>> START Material for this task
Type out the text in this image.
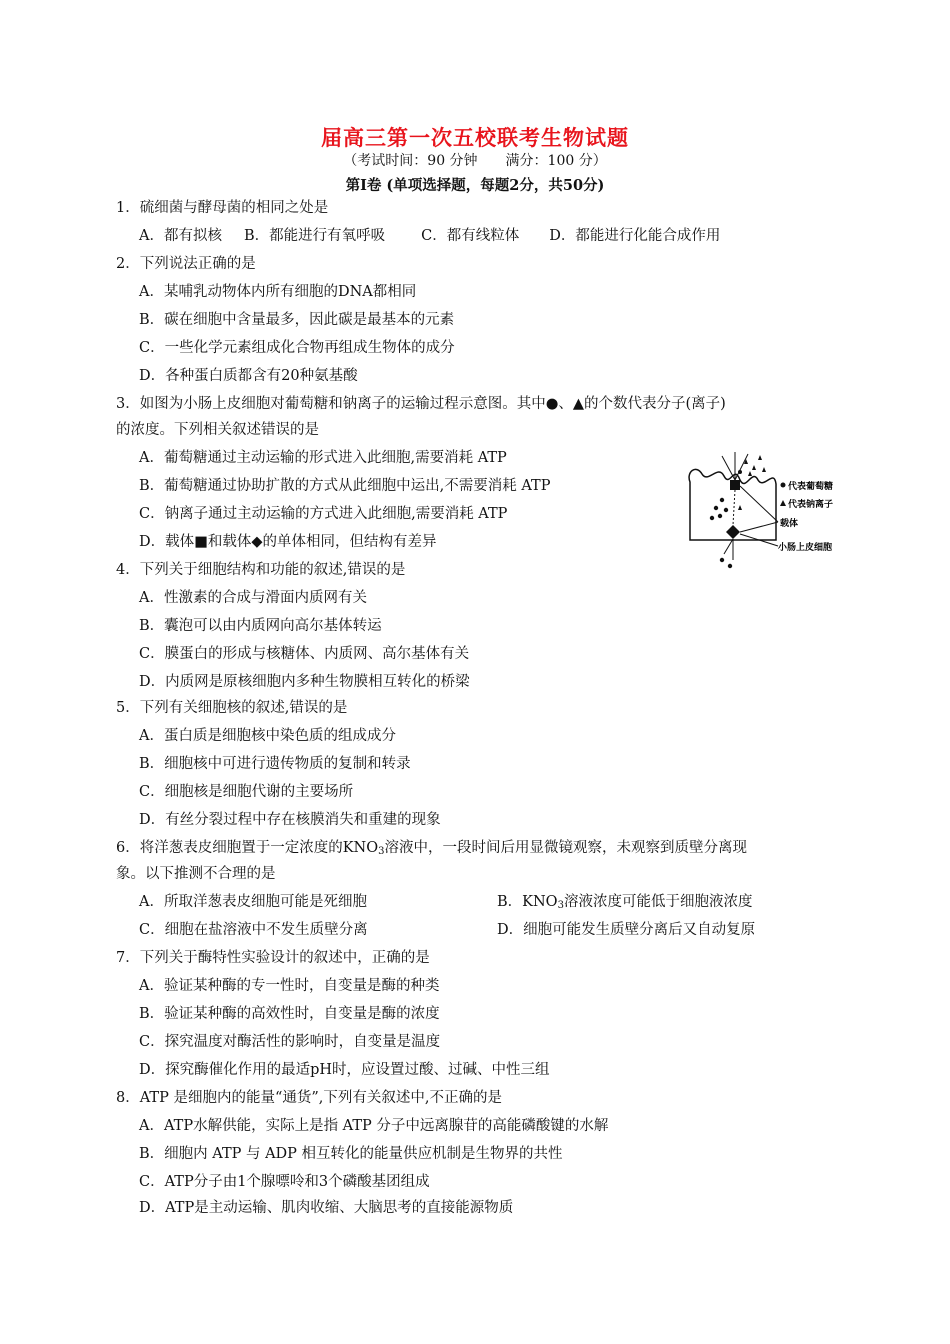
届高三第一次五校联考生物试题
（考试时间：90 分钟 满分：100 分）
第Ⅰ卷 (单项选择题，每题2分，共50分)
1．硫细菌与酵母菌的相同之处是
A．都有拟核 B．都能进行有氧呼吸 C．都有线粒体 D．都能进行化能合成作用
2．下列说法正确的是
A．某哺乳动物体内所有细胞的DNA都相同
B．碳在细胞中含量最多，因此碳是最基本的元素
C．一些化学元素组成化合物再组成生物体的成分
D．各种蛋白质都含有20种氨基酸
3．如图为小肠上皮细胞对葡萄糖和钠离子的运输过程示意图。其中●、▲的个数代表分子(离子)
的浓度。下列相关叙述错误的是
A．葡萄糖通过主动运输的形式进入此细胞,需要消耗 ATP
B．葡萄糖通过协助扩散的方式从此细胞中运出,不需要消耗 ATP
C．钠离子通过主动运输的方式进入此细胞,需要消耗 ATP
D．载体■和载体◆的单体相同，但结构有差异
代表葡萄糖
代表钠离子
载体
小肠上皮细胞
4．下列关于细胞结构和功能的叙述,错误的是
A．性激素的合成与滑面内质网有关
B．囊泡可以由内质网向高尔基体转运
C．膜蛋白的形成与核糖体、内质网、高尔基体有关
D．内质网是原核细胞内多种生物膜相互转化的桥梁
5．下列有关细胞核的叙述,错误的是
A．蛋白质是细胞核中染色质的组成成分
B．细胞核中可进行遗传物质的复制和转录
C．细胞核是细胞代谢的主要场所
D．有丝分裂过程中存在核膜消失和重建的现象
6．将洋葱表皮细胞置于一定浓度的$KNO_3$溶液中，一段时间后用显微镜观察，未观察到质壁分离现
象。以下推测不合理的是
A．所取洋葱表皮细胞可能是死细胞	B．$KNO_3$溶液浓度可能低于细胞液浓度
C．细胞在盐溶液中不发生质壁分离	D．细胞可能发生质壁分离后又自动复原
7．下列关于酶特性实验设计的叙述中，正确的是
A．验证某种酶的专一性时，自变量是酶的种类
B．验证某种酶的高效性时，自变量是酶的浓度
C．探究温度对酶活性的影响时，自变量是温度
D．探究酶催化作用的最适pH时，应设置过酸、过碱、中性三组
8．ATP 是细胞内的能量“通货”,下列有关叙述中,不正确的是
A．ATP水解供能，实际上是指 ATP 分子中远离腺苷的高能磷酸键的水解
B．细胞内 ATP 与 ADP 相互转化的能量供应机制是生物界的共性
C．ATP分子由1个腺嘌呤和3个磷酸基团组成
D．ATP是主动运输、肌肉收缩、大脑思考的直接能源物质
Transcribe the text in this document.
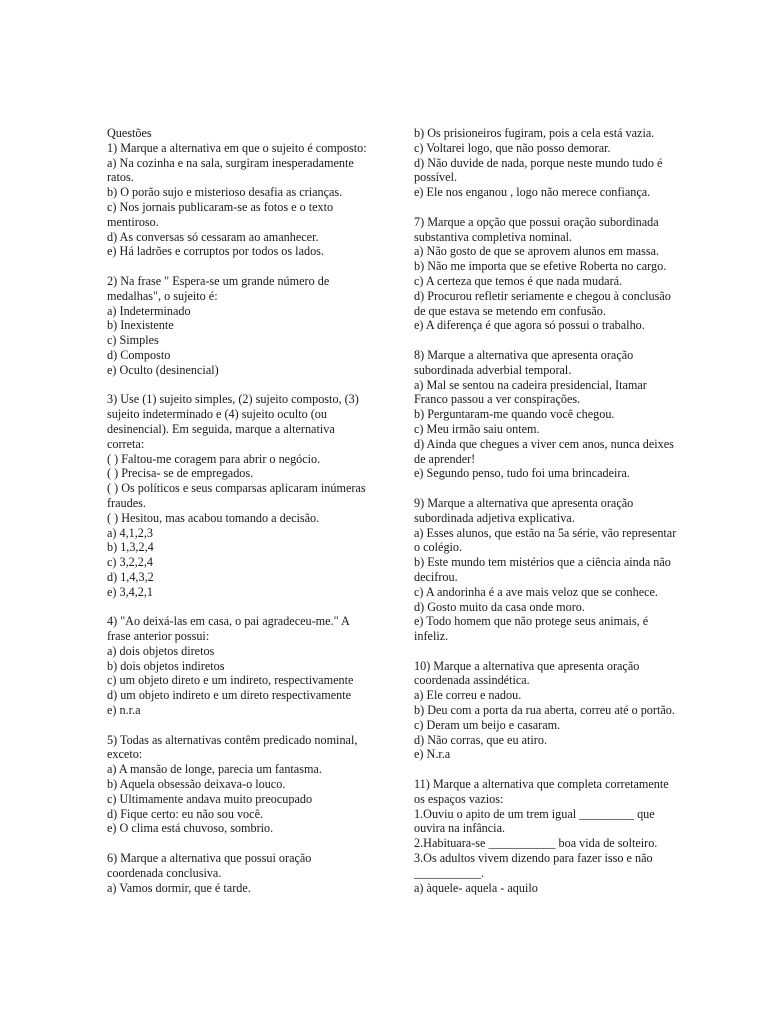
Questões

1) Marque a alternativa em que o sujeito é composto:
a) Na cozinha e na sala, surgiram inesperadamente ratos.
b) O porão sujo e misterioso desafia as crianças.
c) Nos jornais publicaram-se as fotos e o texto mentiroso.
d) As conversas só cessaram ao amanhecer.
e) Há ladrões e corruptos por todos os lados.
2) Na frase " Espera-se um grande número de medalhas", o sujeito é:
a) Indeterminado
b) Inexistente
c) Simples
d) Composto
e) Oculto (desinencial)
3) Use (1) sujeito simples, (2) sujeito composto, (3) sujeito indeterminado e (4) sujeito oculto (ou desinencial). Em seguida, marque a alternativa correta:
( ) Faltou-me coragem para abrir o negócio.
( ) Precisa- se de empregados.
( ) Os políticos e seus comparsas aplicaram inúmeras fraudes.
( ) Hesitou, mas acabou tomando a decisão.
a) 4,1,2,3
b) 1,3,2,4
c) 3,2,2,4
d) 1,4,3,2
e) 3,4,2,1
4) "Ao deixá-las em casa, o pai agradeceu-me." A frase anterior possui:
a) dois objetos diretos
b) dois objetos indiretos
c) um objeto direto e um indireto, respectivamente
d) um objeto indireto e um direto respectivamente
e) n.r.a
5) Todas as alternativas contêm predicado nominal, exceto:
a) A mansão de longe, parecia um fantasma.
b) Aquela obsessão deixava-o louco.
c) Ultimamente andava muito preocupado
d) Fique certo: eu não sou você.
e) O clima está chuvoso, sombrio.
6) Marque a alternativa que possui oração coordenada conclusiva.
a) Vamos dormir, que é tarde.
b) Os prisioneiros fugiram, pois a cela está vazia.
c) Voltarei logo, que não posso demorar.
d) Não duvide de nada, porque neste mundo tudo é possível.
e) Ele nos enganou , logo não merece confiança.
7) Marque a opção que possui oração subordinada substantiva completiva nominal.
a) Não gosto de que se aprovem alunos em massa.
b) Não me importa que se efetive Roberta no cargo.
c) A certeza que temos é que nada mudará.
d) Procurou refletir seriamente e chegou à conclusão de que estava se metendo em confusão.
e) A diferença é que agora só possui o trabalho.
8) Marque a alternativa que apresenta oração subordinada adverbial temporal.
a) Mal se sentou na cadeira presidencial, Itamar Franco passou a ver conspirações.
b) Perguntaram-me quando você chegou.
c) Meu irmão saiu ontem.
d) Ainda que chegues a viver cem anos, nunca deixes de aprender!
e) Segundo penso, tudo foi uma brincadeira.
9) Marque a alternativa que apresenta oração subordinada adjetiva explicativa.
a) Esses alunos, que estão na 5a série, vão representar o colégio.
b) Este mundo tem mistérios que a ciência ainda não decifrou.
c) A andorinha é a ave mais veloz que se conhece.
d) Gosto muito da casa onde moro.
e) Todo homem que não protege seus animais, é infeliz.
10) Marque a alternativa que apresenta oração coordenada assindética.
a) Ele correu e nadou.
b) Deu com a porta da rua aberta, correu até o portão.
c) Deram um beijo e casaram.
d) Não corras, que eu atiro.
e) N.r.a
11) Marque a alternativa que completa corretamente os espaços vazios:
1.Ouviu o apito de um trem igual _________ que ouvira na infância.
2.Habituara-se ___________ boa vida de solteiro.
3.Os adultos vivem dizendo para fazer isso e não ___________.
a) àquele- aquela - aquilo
>> END Material for this task
>> START Material for this task
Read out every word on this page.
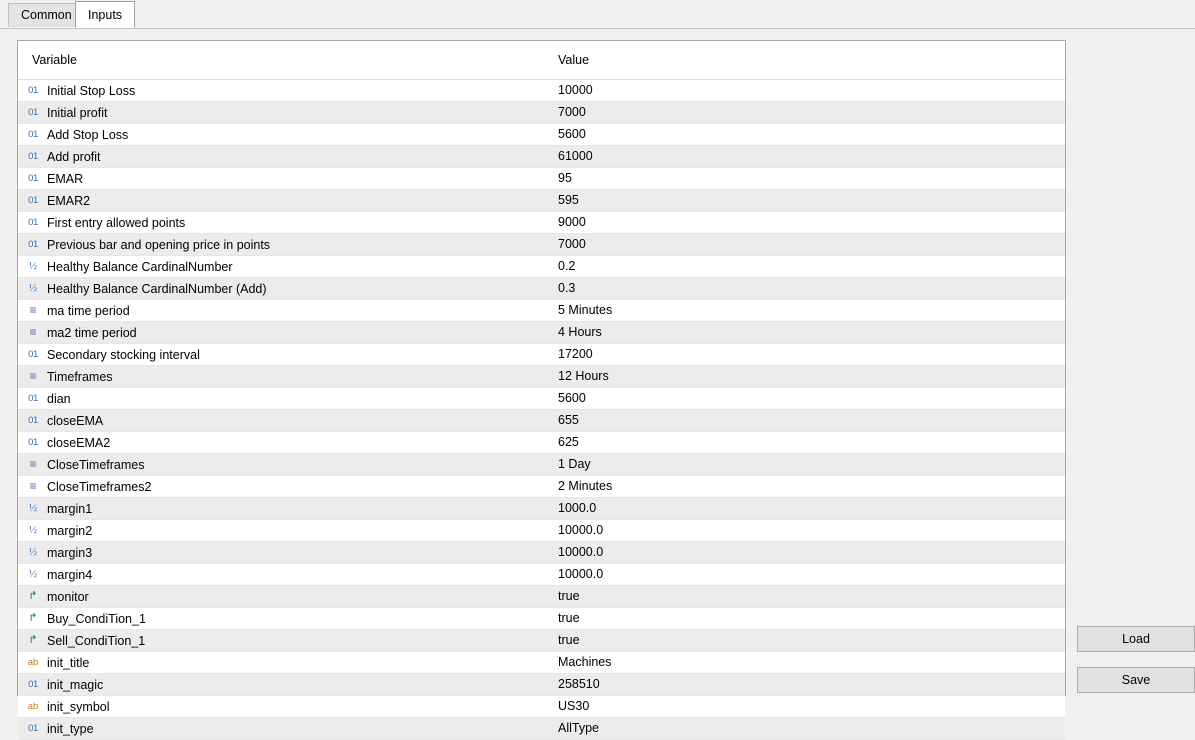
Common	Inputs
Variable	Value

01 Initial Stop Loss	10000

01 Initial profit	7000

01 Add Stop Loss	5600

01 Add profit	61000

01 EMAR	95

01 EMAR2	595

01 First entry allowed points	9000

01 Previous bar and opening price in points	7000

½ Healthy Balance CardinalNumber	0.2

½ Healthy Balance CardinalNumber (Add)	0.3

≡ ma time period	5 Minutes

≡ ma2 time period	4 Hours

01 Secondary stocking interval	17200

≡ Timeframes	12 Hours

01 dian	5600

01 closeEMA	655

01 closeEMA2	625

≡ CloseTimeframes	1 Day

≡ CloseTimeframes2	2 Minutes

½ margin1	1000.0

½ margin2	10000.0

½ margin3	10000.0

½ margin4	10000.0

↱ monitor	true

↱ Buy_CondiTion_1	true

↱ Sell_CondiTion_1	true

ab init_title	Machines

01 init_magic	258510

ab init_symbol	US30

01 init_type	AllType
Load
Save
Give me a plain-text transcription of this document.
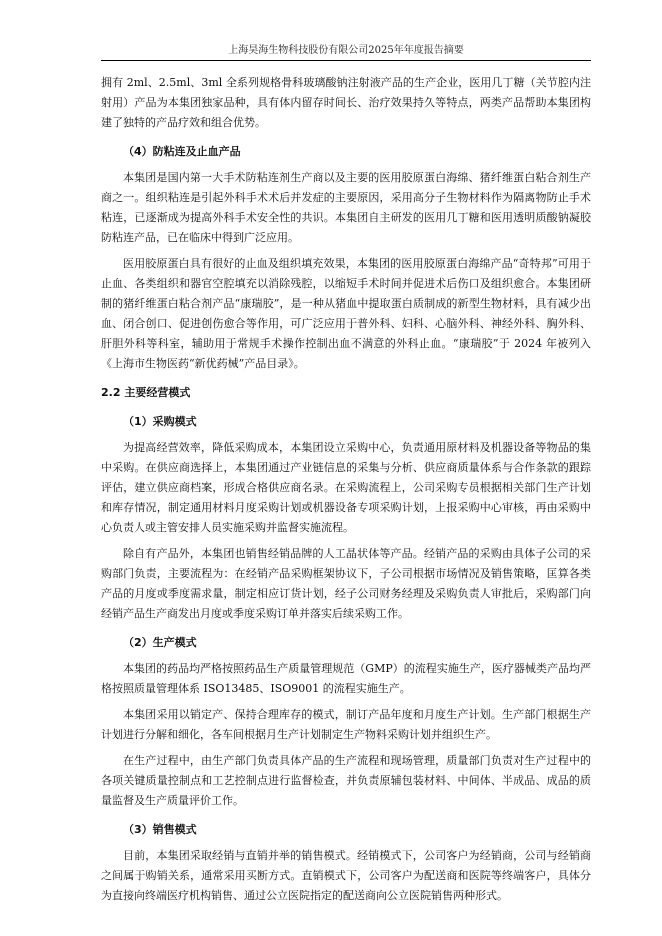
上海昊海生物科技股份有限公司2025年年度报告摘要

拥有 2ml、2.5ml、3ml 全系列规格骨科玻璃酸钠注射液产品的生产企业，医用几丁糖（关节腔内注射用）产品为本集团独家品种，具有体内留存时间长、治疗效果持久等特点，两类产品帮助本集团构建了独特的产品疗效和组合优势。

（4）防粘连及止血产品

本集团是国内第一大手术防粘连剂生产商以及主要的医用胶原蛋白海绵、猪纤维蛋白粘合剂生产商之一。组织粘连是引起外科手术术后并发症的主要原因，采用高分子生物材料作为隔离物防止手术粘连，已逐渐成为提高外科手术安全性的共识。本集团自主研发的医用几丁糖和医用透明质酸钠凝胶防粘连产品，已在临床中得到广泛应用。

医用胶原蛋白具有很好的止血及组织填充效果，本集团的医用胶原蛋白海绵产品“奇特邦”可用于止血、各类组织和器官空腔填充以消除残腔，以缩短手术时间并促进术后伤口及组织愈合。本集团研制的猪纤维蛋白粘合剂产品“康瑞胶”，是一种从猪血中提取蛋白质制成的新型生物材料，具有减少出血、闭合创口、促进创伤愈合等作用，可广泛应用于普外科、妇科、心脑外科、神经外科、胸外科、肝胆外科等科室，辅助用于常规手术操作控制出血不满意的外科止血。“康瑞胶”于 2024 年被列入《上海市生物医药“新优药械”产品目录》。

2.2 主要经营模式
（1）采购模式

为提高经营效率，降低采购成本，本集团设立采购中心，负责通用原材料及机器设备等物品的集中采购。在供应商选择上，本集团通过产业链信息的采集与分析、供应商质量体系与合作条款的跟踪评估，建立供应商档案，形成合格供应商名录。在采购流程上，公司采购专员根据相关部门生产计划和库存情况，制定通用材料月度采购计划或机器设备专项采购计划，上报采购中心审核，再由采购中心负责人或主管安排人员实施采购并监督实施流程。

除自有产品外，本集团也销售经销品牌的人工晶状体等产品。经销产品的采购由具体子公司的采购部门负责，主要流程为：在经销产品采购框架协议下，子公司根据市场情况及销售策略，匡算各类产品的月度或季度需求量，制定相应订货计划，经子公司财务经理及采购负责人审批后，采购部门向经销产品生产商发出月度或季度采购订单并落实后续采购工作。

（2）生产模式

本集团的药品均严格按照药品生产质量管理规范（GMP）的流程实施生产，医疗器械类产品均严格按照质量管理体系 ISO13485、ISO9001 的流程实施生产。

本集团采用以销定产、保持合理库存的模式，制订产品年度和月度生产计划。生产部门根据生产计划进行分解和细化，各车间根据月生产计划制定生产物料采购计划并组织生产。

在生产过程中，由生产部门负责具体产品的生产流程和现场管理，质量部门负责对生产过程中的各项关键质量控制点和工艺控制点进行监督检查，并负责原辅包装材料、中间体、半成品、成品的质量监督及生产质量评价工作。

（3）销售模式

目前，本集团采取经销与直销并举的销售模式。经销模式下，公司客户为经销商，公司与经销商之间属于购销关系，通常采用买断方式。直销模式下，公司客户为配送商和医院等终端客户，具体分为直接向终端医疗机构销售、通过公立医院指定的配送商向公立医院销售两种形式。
>> END Material for this task
>> START Material for this task
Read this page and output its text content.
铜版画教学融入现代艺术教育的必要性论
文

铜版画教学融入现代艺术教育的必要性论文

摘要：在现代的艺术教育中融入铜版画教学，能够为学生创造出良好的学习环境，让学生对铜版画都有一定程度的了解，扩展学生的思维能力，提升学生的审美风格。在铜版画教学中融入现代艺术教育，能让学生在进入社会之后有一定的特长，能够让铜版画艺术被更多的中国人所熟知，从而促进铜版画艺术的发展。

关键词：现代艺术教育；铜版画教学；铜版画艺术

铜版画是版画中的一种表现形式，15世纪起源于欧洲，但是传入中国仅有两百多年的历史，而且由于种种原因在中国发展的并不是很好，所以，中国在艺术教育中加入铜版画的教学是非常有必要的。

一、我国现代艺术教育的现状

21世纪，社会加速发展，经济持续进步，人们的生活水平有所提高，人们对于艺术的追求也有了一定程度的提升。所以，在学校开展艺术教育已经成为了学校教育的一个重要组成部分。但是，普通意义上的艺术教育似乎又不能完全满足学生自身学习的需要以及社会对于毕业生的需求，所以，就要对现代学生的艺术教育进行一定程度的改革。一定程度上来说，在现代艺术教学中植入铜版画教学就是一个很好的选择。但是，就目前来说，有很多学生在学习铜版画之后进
>> END Material for this task
### To do
Write out each line of the data that holds the string "você".

### Answer
d) Fique certo: eu não sou você.
b) Perguntaram-me quando você chegou.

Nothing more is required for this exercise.